Set exercise →
Give the data below again, word for word.

[Collected data entries]

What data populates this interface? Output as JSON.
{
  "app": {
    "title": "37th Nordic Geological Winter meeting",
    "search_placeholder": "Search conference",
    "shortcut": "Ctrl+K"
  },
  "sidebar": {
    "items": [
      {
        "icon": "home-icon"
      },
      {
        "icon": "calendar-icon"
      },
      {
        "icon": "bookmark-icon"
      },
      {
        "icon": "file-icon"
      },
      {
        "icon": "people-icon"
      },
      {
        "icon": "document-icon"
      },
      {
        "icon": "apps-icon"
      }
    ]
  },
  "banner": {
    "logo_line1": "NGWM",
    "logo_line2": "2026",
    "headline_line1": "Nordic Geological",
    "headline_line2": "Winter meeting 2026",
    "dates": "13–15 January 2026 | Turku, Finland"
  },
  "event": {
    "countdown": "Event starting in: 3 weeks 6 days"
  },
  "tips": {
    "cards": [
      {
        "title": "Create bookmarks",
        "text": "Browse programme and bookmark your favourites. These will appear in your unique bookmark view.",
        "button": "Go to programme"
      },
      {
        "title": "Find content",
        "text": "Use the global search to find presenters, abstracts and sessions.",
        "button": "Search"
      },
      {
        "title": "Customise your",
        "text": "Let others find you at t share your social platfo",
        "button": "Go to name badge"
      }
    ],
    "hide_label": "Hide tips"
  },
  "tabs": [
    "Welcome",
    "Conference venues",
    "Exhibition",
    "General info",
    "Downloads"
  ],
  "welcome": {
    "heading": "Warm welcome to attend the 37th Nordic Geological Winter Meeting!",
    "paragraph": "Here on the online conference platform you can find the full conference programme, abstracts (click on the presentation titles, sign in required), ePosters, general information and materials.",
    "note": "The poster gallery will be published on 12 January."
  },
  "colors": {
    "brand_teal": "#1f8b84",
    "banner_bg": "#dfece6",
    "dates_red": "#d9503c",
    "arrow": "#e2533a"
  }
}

Result for this exercise →
What data populates this interface? Output as JSON.
{
  "app": {
    "title": "37th Nordic Geological Winter meeting",
    "search_placeholder": "Search conference",
    "shortcut": "Ctrl+K"
  },
  "sidebar": {
    "items": [
      {
        "icon": "home-icon"
      },
      {
        "icon": "calendar-icon"
      },
      {
        "icon": "bookmark-icon"
      },
      {
        "icon": "file-icon"
      },
      {
        "icon": "people-icon"
      },
      {
        "icon": "document-icon"
      },
      {
        "icon": "apps-icon"
      }
    ]
  },
  "banner": {
    "logo_line1": "NGWM",
    "logo_line2": "2026",
    "headline_line1": "Nordic Geological",
    "headline_line2": "Winter meeting 2026",
    "dates": "13–15 January 2026 | Turku, Finland"
  },
  "event": {
    "countdown": "Event starting in: 3 weeks 6 days"
  },
  "tips": {
    "cards": [
      {
        "title": "Create bookmarks",
        "text": "Browse programme and bookmark your favourites. These will appear in your unique bookmark view.",
        "button": "Go to programme"
      },
      {
        "title": "Find content",
        "text": "Use the global search to find presenters, abstracts and sessions.",
        "button": "Search"
      },
      {
        "title": "Customise your",
        "text": "Let others find you at t share your social platfo",
        "button": "Go to name badge"
      }
    ],
    "hide_label": "Hide tips"
  },
  "tabs": [
    "Welcome",
    "Conference venues",
    "Exhibition",
    "General info",
    "Downloads"
  ],
  "welcome": {
    "heading": "Warm welcome to attend the 37th Nordic Geological Winter Meeting!",
    "paragraph": "Here on the online conference platform you can find the full conference programme, abstracts (click on the presentation titles, sign in required), ePosters, general information and materials.",
    "note": "The poster gallery will be published on 12 January."
  },
  "colors": {
    "brand_teal": "#1f8b84",
    "banner_bg": "#dfece6",
    "dates_red": "#d9503c",
    "arrow": "#e2533a"
  }
}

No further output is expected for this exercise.